Begin RECORD EXTRACTS

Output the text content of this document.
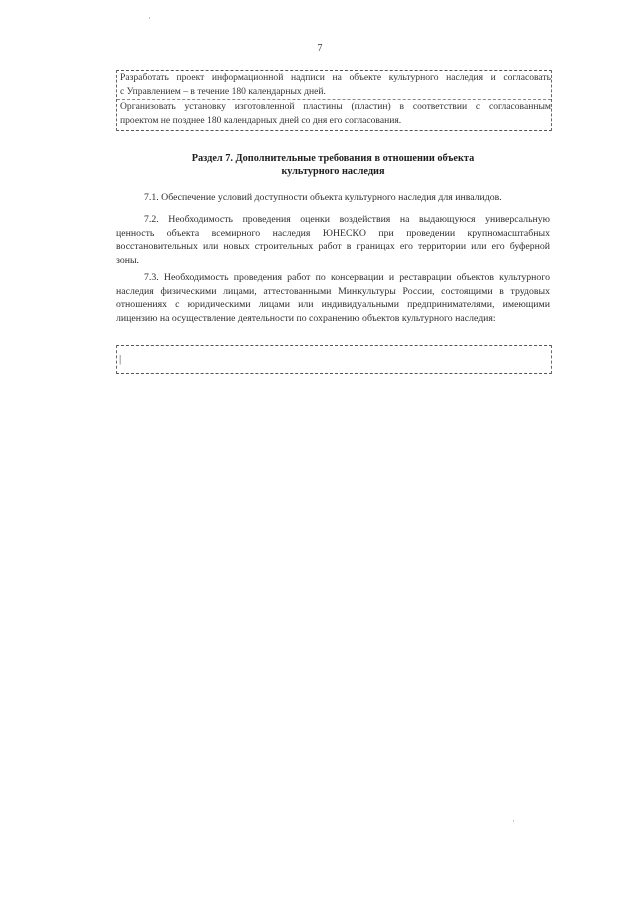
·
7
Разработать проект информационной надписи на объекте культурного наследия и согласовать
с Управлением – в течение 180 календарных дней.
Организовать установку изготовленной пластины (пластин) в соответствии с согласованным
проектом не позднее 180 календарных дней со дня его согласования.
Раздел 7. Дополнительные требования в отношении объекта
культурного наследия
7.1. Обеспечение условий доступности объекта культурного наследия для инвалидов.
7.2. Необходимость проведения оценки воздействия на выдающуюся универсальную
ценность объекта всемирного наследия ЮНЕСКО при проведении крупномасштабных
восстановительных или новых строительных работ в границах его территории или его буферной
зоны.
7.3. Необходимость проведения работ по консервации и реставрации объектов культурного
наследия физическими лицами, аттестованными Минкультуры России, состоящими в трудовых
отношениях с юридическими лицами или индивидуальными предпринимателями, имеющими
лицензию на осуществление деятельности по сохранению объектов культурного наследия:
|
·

End RECORD EXTRACTS
Begin RECORD EXTRACTS

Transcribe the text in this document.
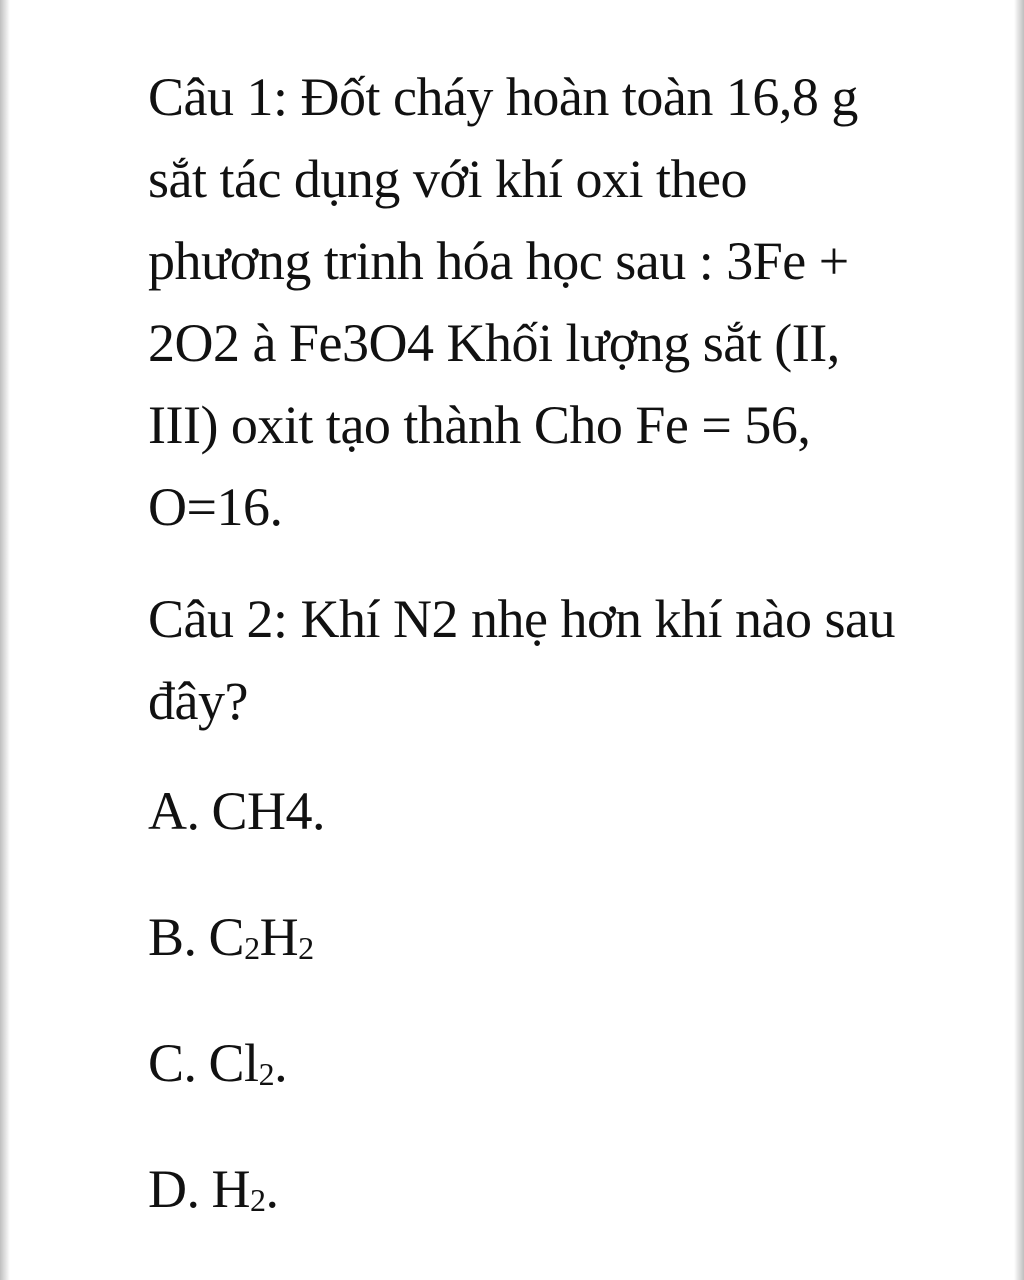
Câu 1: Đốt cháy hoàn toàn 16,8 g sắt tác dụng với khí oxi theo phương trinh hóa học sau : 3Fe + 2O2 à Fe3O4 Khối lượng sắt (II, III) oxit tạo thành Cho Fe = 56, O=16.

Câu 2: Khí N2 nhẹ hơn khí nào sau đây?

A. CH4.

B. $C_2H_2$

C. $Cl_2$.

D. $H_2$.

End RECORD EXTRACTS

SET TASK: Every line that holds the word "this" counts once; state the total number of such lines and nothing else.

REPLY: 2